■ Aim of the exercise ■
Your task is to transcribe the data in full.

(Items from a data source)
%%

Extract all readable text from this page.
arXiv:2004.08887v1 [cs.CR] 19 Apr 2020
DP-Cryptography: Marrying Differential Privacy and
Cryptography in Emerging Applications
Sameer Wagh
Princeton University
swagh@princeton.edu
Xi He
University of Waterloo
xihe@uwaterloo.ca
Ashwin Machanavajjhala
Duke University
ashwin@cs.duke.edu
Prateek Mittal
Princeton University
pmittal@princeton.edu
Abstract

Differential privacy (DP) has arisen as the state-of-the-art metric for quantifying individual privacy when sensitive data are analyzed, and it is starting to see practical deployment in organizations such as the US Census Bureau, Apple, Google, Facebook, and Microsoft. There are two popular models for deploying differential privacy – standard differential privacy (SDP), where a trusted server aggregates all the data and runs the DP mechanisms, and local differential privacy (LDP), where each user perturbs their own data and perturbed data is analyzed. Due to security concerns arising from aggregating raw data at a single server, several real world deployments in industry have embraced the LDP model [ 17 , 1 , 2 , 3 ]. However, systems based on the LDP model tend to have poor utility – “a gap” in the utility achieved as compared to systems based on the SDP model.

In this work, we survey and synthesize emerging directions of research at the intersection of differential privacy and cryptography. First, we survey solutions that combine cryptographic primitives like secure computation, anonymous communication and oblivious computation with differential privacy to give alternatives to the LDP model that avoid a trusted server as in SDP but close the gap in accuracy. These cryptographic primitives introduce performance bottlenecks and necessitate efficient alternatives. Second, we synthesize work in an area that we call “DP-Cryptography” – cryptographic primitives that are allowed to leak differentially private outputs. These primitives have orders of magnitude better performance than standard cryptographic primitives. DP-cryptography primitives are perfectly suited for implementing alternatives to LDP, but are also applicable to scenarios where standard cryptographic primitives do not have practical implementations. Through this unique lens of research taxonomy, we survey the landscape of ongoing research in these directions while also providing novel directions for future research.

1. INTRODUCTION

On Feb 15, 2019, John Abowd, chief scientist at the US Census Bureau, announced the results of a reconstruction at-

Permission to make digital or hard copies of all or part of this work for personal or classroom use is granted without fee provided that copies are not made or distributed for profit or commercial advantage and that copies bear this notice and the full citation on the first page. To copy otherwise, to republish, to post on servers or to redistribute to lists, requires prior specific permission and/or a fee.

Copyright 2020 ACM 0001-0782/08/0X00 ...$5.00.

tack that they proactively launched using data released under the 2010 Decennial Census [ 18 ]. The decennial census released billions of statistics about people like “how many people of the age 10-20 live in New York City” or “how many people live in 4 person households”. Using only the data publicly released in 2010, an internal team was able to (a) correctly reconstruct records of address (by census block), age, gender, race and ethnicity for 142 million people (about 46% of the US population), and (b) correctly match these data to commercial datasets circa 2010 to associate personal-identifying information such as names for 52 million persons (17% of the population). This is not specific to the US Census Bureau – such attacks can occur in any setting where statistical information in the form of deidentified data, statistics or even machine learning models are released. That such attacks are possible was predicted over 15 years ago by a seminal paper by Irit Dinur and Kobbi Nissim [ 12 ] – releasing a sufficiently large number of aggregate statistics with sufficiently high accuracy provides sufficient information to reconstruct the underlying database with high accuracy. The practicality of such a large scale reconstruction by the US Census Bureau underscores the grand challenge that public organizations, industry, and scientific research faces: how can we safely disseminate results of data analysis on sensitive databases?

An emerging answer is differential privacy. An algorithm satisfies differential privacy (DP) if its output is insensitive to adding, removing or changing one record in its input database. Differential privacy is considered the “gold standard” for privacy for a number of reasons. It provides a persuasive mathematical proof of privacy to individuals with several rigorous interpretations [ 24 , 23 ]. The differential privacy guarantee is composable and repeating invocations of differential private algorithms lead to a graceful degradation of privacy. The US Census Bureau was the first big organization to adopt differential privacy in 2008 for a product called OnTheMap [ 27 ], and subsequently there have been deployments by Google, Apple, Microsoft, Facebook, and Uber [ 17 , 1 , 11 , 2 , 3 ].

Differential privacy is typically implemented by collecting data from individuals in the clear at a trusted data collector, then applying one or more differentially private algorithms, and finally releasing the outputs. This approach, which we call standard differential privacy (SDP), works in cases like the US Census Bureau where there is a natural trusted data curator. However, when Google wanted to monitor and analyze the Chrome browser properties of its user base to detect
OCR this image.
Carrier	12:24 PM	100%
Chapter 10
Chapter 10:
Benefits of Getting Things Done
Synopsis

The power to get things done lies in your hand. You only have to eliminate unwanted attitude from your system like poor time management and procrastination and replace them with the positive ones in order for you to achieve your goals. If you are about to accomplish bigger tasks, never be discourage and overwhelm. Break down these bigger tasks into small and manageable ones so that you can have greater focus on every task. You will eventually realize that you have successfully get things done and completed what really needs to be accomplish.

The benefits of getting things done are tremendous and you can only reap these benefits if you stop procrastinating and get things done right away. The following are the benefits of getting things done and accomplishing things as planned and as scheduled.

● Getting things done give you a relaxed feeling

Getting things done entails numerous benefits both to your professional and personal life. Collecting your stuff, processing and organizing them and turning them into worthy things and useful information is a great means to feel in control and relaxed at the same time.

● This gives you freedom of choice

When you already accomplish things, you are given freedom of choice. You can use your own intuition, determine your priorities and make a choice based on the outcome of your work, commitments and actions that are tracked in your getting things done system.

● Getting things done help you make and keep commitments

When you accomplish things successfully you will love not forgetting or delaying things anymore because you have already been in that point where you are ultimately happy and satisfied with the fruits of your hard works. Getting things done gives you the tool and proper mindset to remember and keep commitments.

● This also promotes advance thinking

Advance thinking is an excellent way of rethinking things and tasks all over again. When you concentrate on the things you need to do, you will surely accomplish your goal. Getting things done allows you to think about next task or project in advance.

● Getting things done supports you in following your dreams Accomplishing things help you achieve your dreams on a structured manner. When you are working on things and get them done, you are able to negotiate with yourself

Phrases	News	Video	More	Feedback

%%

■ Final answer ■
Extract all readable text from this page.
arXiv:2004.08887v1 [cs.CR] 19 Apr 2020
DP-Cryptography: Marrying Differential Privacy and
Cryptography in Emerging Applications
Sameer Wagh
Princeton University
swagh@princeton.edu
Xi He
University of Waterloo
xihe@uwaterloo.ca
Ashwin Machanavajjhala
Duke University
ashwin@cs.duke.edu
Prateek Mittal
Princeton University
pmittal@princeton.edu
Abstract

Differential privacy (DP) has arisen as the state-of-the-art metric for quantifying individual privacy when sensitive data are analyzed, and it is starting to see practical deployment in organizations such as the US Census Bureau, Apple, Google, Facebook, and Microsoft. There are two popular models for deploying differential privacy – standard differential privacy (SDP), where a trusted server aggregates all the data and runs the DP mechanisms, and local differential privacy (LDP), where each user perturbs their own data and perturbed data is analyzed. Due to security concerns arising from aggregating raw data at a single server, several real world deployments in industry have embraced the LDP model [ 17 , 1 , 2 , 3 ]. However, systems based on the LDP model tend to have poor utility – “a gap” in the utility achieved as compared to systems based on the SDP model.

In this work, we survey and synthesize emerging directions of research at the intersection of differential privacy and cryptography. First, we survey solutions that combine cryptographic primitives like secure computation, anonymous communication and oblivious computation with differential privacy to give alternatives to the LDP model that avoid a trusted server as in SDP but close the gap in accuracy. These cryptographic primitives introduce performance bottlenecks and necessitate efficient alternatives. Second, we synthesize work in an area that we call “DP-Cryptography” – cryptographic primitives that are allowed to leak differentially private outputs. These primitives have orders of magnitude better performance than standard cryptographic primitives. DP-cryptography primitives are perfectly suited for implementing alternatives to LDP, but are also applicable to scenarios where standard cryptographic primitives do not have practical implementations. Through this unique lens of research taxonomy, we survey the landscape of ongoing research in these directions while also providing novel directions for future research.

1. INTRODUCTION

On Feb 15, 2019, John Abowd, chief scientist at the US Census Bureau, announced the results of a reconstruction at-

Permission to make digital or hard copies of all or part of this work for personal or classroom use is granted without fee provided that copies are not made or distributed for profit or commercial advantage and that copies bear this notice and the full citation on the first page. To copy otherwise, to republish, to post on servers or to redistribute to lists, requires prior specific permission and/or a fee.

Copyright 2020 ACM 0001-0782/08/0X00 ...$5.00.

tack that they proactively launched using data released under the 2010 Decennial Census [ 18 ]. The decennial census released billions of statistics about people like “how many people of the age 10-20 live in New York City” or “how many people live in 4 person households”. Using only the data publicly released in 2010, an internal team was able to (a) correctly reconstruct records of address (by census block), age, gender, race and ethnicity for 142 million people (about 46% of the US population), and (b) correctly match these data to commercial datasets circa 2010 to associate personal-identifying information such as names for 52 million persons (17% of the population). This is not specific to the US Census Bureau – such attacks can occur in any setting where statistical information in the form of deidentified data, statistics or even machine learning models are released. That such attacks are possible was predicted over 15 years ago by a seminal paper by Irit Dinur and Kobbi Nissim [ 12 ] – releasing a sufficiently large number of aggregate statistics with sufficiently high accuracy provides sufficient information to reconstruct the underlying database with high accuracy. The practicality of such a large scale reconstruction by the US Census Bureau underscores the grand challenge that public organizations, industry, and scientific research faces: how can we safely disseminate results of data analysis on sensitive databases?

An emerging answer is differential privacy. An algorithm satisfies differential privacy (DP) if its output is insensitive to adding, removing or changing one record in its input database. Differential privacy is considered the “gold standard” for privacy for a number of reasons. It provides a persuasive mathematical proof of privacy to individuals with several rigorous interpretations [ 24 , 23 ]. The differential privacy guarantee is composable and repeating invocations of differential private algorithms lead to a graceful degradation of privacy. The US Census Bureau was the first big organization to adopt differential privacy in 2008 for a product called OnTheMap [ 27 ], and subsequently there have been deployments by Google, Apple, Microsoft, Facebook, and Uber [ 17 , 1 , 11 , 2 , 3 ].

Differential privacy is typically implemented by collecting data from individuals in the clear at a trusted data collector, then applying one or more differentially private algorithms, and finally releasing the outputs. This approach, which we call standard differential privacy (SDP), works in cases like the US Census Bureau where there is a natural trusted data curator. However, when Google wanted to monitor and analyze the Chrome browser properties of its user base to detect
OCR this image.
Carrier	12:24 PM	100%
Chapter 10
Chapter 10:
Benefits of Getting Things Done
Synopsis

The power to get things done lies in your hand. You only have to eliminate unwanted attitude from your system like poor time management and procrastination and replace them with the positive ones in order for you to achieve your goals. If you are about to accomplish bigger tasks, never be discourage and overwhelm. Break down these bigger tasks into small and manageable ones so that you can have greater focus on every task. You will eventually realize that you have successfully get things done and completed what really needs to be accomplish.

The benefits of getting things done are tremendous and you can only reap these benefits if you stop procrastinating and get things done right away. The following are the benefits of getting things done and accomplishing things as planned and as scheduled.

● Getting things done give you a relaxed feeling

Getting things done entails numerous benefits both to your professional and personal life. Collecting your stuff, processing and organizing them and turning them into worthy things and useful information is a great means to feel in control and relaxed at the same time.

● This gives you freedom of choice

When you already accomplish things, you are given freedom of choice. You can use your own intuition, determine your priorities and make a choice based on the outcome of your work, commitments and actions that are tracked in your getting things done system.

● Getting things done help you make and keep commitments

When you accomplish things successfully you will love not forgetting or delaying things anymore because you have already been in that point where you are ultimately happy and satisfied with the fruits of your hard works. Getting things done gives you the tool and proper mindset to remember and keep commitments.

● This also promotes advance thinking

Advance thinking is an excellent way of rethinking things and tasks all over again. When you concentrate on the things you need to do, you will surely accomplish your goal. Getting things done allows you to think about next task or project in advance.

● Getting things done supports you in following your dreams Accomplishing things help you achieve your dreams on a structured manner. When you are working on things and get them done, you are able to negotiate with yourself

Phrases	News	Video	More	Feedback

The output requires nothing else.